* [GOAL]
Search the records for "ylabel". Copy every line where it appears.

* [RECORDS SUPPLIED]
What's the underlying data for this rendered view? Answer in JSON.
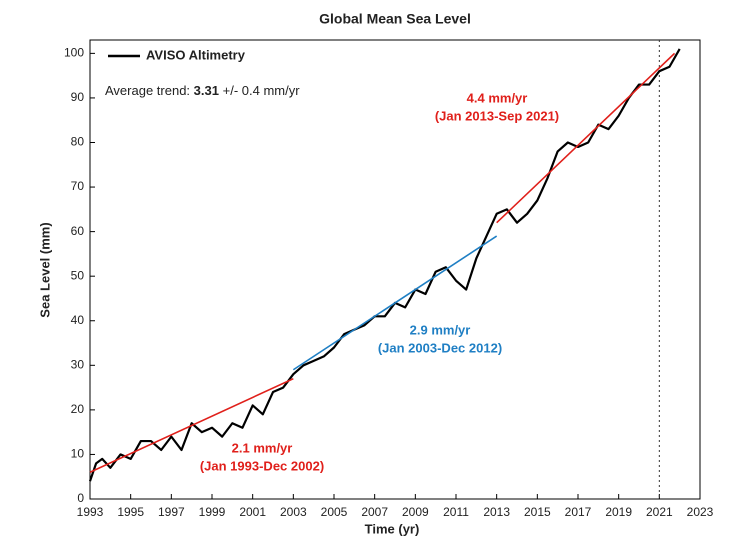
{
  "chart_data": {
    "type": "line",
    "title": "Global Mean Sea Level",
    "xlabel": "Time (yr)",
    "ylabel": "Sea Level (mm)",
    "xlim": [
      1993,
      2023
    ],
    "ylim": [
      0,
      103
    ],
    "xticks": [
      1993,
      1995,
      1997,
      1999,
      2001,
      2003,
      2005,
      2007,
      2009,
      2011,
      2013,
      2015,
      2017,
      2019,
      2021,
      2023
    ],
    "yticks": [
      0,
      10,
      20,
      30,
      40,
      50,
      60,
      70,
      80,
      90,
      100
    ],
    "legend": "upper left",
    "x": [
      1993.0,
      1993.3,
      1993.6,
      1994.0,
      1994.5,
      1995.0,
      1995.5,
      1996.0,
      1996.5,
      1997.0,
      1997.5,
      1998.0,
      1998.5,
      1999.0,
      1999.5,
      2000.0,
      2000.5,
      2001.0,
      2001.5,
      2002.0,
      2002.5,
      2003.0,
      2003.5,
      2004.0,
      2004.5,
      2005.0,
      2005.5,
      2006.0,
      2006.5,
      2007.0,
      2007.5,
      2008.0,
      2008.5,
      2009.0,
      2009.5,
      2010.0,
      2010.5,
      2011.0,
      2011.5,
      2012.0,
      2012.5,
      2013.0,
      2013.5,
      2014.0,
      2014.5,
      2015.0,
      2015.5,
      2016.0,
      2016.5,
      2017.0,
      2017.5,
      2018.0,
      2018.5,
      2019.0,
      2019.5,
      2020.0,
      2020.5,
      2021.0,
      2021.5,
      2022.0
    ],
    "series": [
      {
        "name": "AVISO Altimetry",
        "color": "#000000",
        "values": [
          4,
          8,
          9,
          7,
          10,
          9,
          13,
          13,
          11,
          14,
          11,
          17,
          15,
          16,
          14,
          17,
          16,
          21,
          19,
          24,
          25,
          28,
          30,
          31,
          32,
          34,
          37,
          38,
          39,
          41,
          41,
          44,
          43,
          47,
          46,
          51,
          52,
          49,
          47,
          54,
          59,
          64,
          65,
          62,
          64,
          67,
          72,
          78,
          80,
          79,
          80,
          84,
          83,
          86,
          90,
          93,
          93,
          96,
          97,
          101
        ]
      }
    ],
    "trends": [
      {
        "label": "2.1 mm/yr",
        "period": "(Jan 1993-Dec 2002)",
        "color": "#e0201b",
        "x": [
          1993,
          2003
        ],
        "values": [
          6,
          27
        ]
      },
      {
        "label": "2.9 mm/yr",
        "period": "(Jan 2003-Dec 2012)",
        "color": "#1f7fc4",
        "x": [
          2003,
          2013
        ],
        "values": [
          29,
          59
        ]
      },
      {
        "label": "4.4 mm/yr",
        "period": "(Jan 2013-Sep 2021)",
        "color": "#e0201b",
        "x": [
          2013,
          2021.75
        ],
        "values": [
          62,
          100
        ]
      }
    ],
    "average_trend": {
      "label": "Average trend:",
      "value": "3.31",
      "unit": "+/- 0.4 mm/yr"
    },
    "vline": 2021
  }
}
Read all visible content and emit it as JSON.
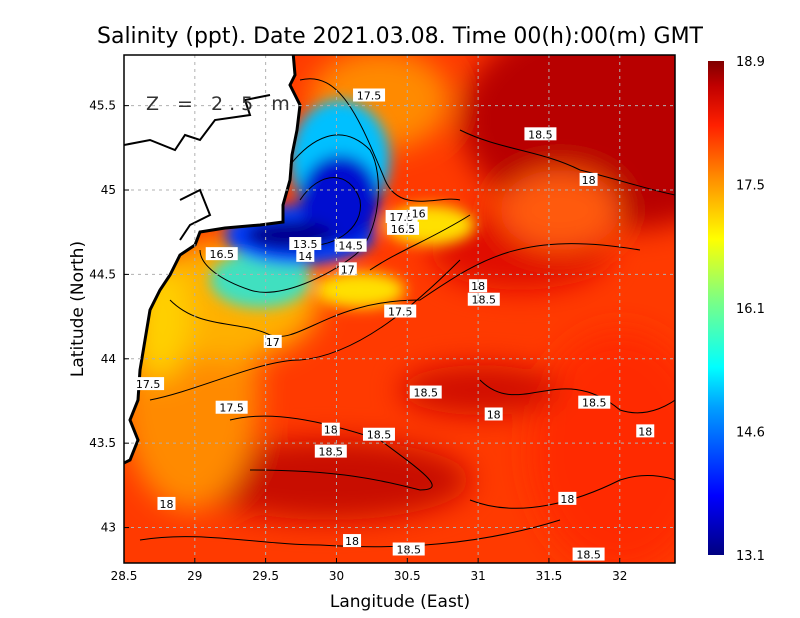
{
  "chart_data": {
    "type": "heatmap",
    "title": "Salinity (ppt). Date 2021.03.08. Time 00(h):00(m) GMT",
    "xlabel": "Langitude (East)",
    "ylabel": "Latitude (North)",
    "depth_label": "Z = 2.5 m",
    "xlim": [
      28.5,
      32.39
    ],
    "ylim": [
      42.79,
      45.8
    ],
    "xticks": [
      28.5,
      29,
      29.5,
      30,
      30.5,
      31,
      31.5,
      32
    ],
    "xtick_labels": [
      "28.5",
      "29",
      "29.5",
      "30",
      "30.5",
      "31",
      "31.5",
      "32"
    ],
    "yticks": [
      43,
      43.5,
      44,
      44.5,
      45,
      45.5
    ],
    "ytick_labels": [
      "43",
      "43.5",
      "44",
      "44.5",
      "45",
      "45.5"
    ],
    "grid": true,
    "colorbar": {
      "min": 13.1,
      "max": 18.9,
      "tick_labels": [
        "18.9",
        "17.5",
        "16.1",
        "14.6",
        "13.1"
      ],
      "colors": [
        "#000080",
        "#0000ff",
        "#00a0ff",
        "#00ffff",
        "#80ff80",
        "#ffff00",
        "#ff9000",
        "#ff2000",
        "#c00000",
        "#800000"
      ]
    },
    "contour_labels": [
      {
        "text": "17.5",
        "lon": 30.23,
        "lat": 45.56
      },
      {
        "text": "18.5",
        "lon": 31.44,
        "lat": 45.33
      },
      {
        "text": "18",
        "lon": 31.78,
        "lat": 45.06
      },
      {
        "text": "17.5",
        "lon": 30.46,
        "lat": 44.84
      },
      {
        "text": "16",
        "lon": 30.58,
        "lat": 44.86
      },
      {
        "text": "16.5",
        "lon": 30.47,
        "lat": 44.77
      },
      {
        "text": "16.5",
        "lon": 29.19,
        "lat": 44.62
      },
      {
        "text": "13.5",
        "lon": 29.78,
        "lat": 44.68
      },
      {
        "text": "14",
        "lon": 29.78,
        "lat": 44.61
      },
      {
        "text": "14.5",
        "lon": 30.1,
        "lat": 44.67
      },
      {
        "text": "17",
        "lon": 30.08,
        "lat": 44.53
      },
      {
        "text": "18",
        "lon": 31.0,
        "lat": 44.43
      },
      {
        "text": "18.5",
        "lon": 31.04,
        "lat": 44.35
      },
      {
        "text": "17.5",
        "lon": 30.45,
        "lat": 44.28
      },
      {
        "text": "17",
        "lon": 29.55,
        "lat": 44.1
      },
      {
        "text": "17.5",
        "lon": 28.67,
        "lat": 43.85
      },
      {
        "text": "18.5",
        "lon": 30.63,
        "lat": 43.8
      },
      {
        "text": "17.5",
        "lon": 29.26,
        "lat": 43.71
      },
      {
        "text": "18.5",
        "lon": 31.82,
        "lat": 43.74
      },
      {
        "text": "18",
        "lon": 31.11,
        "lat": 43.67
      },
      {
        "text": "18",
        "lon": 29.96,
        "lat": 43.58
      },
      {
        "text": "18.5",
        "lon": 30.3,
        "lat": 43.55
      },
      {
        "text": "18.5",
        "lon": 29.96,
        "lat": 43.45
      },
      {
        "text": "18",
        "lon": 32.18,
        "lat": 43.57
      },
      {
        "text": "18",
        "lon": 28.8,
        "lat": 43.14
      },
      {
        "text": "18",
        "lon": 31.63,
        "lat": 43.17
      },
      {
        "text": "18",
        "lon": 30.11,
        "lat": 42.92
      },
      {
        "text": "18.5",
        "lon": 30.51,
        "lat": 42.87
      },
      {
        "text": "18.5",
        "lon": 31.78,
        "lat": 42.84
      }
    ]
  }
}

* [THE ANSWER]
    "ylabel": "Sea Level (mm)",
    "ylabel": "Latitude (North)",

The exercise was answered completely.